Предоставленный отрывок ▸
-*-*-

К этому краткому описанию мы можем прибавить, что шуточный тон письма не соответствует тем серьезным мыслям и чувствам, которые волновали Льва Николаевича за это время.

В его дневнике от 5-го марта 1855 года записано следующее пророчество о самом себе:

«Разговор о божестве и вере навел меня на великую, громадную мысль, осуществлению которой я чувствую себя способным посвятить жизнь. Мысль эта – основание новой религии, соответствующей развитию человечества, религии Христа, но очищенной от веры и таинственности, религии практической, не обещающей будущее блаженство, но дающей блаженство на земле. Привести эту мысль в исполнение, я понимаю, что могут только поколения, сознательно работающие к этой цели. Одно поколение будет завещать мысль эту следующему, и когда-нибудь фанатизм или разум приведут ее в исполнение. Действовать сознательно к соединению людей религией – вот основание мысли, которая, надеюсь, увлечет меня».

Конечно, человеку, написавшему эти строки пятьдесят лет тому назад и впоследствии с такою силою и твердостью положившему основание для осуществления этой идеи, – такому человеку было место не в артиллерии.

Он это смутно чувствовал, и в его записках время от времени прорывается сознание того, что он создан не для военной, а для литературной карьеры. И он все это время не оставляет своей литературной деятельности. Еще по дороге из Румынии в Севастополь он кончает «Рубку леса», затем еще в Севастополе начинает писать «Юность» и пишет «Севастопольские рассказы».

С 11 по 14 апреля он проводит на 4 бастионе. Сознание опасности вызывает в нем подъем духа, и он обращается к Богу с такой молитвой:

«Боже, благодарю Тебя за Твое постоянное покровительство мне. Как верно ведешь Ты меня к добру! И каким бы я был ничтожным созданием, ежели бы Ты оставил меня! Не остави меня, Боже, напутствуй меня, и не для удовлетворения моих ничтожных стремлении, а для достижения вечной и великой, неведомой, не сознаваемой мною цели бытия».

4-го августа 1855 года Лев Николаевич принимал, хотя и косвенное, участие в сражении при Черной речке. Он спешит успокоить своих родных и в письме к брату от 7-го августа 1855 года, между прочим, пишет:

«Пишу тебе несколько строк, чтобы успокоить за себя по случаю сражения 4-го, в котором я был и остался цел; впрочем, я ничего не делал, потому что моей горной артиллерии не пришлось стрелять».

В то же время, как видно из переписки Л. Н-ча с Некрасовым, он следил за русской литературой и деятельно поддерживал редакцию «Современника», собирая в Севастополе кружок сотрудников. Вот что он пишет Некрасову 30 апреля 1855 г. из Севастополя:

«Милостивый государь, Николай Алексеевич!

-*-*-

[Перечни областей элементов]
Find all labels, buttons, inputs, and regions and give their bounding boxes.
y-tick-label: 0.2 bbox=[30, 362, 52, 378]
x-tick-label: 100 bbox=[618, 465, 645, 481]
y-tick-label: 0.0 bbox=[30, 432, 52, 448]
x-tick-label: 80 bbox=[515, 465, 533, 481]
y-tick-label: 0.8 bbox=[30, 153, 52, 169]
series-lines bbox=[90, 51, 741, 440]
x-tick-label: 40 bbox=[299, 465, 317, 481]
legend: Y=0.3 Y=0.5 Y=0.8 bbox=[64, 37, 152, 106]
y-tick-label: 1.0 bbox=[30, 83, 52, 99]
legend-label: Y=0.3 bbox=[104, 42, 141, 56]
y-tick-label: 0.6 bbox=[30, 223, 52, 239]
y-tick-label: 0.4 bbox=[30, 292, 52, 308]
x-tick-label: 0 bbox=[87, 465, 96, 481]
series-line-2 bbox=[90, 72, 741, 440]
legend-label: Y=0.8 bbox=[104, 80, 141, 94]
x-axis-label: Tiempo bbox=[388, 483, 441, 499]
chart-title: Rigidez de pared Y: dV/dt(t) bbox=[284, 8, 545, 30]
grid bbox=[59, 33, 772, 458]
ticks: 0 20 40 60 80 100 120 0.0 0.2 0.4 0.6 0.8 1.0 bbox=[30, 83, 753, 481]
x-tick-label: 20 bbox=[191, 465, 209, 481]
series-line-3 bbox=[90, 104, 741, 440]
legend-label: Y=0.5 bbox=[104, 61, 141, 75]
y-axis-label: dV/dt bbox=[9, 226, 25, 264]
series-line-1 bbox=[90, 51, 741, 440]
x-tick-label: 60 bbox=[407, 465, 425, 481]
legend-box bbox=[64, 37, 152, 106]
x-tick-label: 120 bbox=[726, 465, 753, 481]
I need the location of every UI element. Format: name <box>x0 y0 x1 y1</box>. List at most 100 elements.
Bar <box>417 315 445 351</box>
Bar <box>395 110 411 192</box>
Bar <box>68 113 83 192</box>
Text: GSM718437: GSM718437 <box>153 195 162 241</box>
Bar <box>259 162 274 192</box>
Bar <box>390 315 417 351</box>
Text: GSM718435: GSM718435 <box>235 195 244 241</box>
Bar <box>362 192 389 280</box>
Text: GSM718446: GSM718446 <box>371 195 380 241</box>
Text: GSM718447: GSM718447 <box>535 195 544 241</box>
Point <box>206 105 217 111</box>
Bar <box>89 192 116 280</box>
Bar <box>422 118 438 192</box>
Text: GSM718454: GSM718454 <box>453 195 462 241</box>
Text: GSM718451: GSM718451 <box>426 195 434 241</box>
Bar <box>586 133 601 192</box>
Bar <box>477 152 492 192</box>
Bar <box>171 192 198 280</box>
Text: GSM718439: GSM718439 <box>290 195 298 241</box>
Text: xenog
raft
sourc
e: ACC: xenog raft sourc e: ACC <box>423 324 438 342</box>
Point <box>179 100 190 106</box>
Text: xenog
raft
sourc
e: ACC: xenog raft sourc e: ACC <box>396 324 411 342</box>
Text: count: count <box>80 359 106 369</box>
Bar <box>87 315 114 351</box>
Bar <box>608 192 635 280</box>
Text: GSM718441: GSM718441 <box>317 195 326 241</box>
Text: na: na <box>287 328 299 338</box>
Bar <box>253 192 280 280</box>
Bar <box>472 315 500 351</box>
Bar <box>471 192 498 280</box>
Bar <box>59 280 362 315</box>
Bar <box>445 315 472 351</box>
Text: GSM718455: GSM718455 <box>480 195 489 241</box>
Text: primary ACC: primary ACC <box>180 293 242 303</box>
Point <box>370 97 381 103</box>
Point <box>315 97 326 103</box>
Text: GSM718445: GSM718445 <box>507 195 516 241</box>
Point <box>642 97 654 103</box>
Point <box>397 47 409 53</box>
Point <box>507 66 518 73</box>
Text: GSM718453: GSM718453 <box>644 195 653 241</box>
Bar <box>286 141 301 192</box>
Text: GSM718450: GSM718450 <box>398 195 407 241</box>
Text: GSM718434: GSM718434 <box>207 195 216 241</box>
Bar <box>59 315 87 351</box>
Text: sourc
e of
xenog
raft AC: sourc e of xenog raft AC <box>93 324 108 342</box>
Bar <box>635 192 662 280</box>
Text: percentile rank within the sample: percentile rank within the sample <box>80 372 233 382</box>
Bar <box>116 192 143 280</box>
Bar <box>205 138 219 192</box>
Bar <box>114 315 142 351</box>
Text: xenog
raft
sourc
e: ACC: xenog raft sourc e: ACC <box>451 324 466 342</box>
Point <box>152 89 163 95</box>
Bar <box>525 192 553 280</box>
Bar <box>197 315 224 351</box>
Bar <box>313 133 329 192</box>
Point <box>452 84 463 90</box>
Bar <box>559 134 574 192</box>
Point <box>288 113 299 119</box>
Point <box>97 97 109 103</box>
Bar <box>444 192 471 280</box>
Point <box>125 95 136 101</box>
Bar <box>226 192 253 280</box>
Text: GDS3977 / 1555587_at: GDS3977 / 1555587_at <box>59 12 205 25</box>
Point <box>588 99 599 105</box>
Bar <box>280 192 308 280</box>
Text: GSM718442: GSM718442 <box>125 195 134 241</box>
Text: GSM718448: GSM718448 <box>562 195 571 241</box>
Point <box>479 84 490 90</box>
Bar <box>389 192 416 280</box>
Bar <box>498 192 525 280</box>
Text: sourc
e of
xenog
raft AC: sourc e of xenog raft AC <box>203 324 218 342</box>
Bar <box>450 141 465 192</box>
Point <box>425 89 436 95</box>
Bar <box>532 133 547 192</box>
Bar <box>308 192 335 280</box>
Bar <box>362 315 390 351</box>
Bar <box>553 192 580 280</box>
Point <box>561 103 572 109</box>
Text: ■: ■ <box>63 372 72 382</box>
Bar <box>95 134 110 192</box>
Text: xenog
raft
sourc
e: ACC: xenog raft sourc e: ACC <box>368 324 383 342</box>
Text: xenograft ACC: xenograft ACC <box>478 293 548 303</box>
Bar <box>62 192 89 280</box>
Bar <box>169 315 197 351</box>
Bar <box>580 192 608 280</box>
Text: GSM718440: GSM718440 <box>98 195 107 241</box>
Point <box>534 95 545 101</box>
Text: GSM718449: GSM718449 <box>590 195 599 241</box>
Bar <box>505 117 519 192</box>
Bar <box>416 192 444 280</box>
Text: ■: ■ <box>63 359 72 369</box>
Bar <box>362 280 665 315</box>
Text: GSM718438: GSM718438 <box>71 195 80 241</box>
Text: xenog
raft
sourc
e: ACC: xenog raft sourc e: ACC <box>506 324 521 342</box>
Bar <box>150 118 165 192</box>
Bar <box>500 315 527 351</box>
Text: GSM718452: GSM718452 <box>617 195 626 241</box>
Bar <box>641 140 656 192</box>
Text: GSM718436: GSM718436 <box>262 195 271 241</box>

-*-*-

Что нужно сделать ▸ Приведи фрагмент отрывка между «В то же время, как» и «государь, Николай Алексеевич!» включительно, обновив его: вместо «деятельно» должно стоять «активно».

Результат задания ▸
В то же время, как видно из переписки Л. Н-ча с Некрасовым, он следил за русской литературой и активно поддерживал редакцию «Современника», собирая в Севастополе кружок сотрудников. Вот что он пишет Некрасову 30 апреля 1855 г. из Севастополя:

«Милостивый государь, Николай Алексеевич!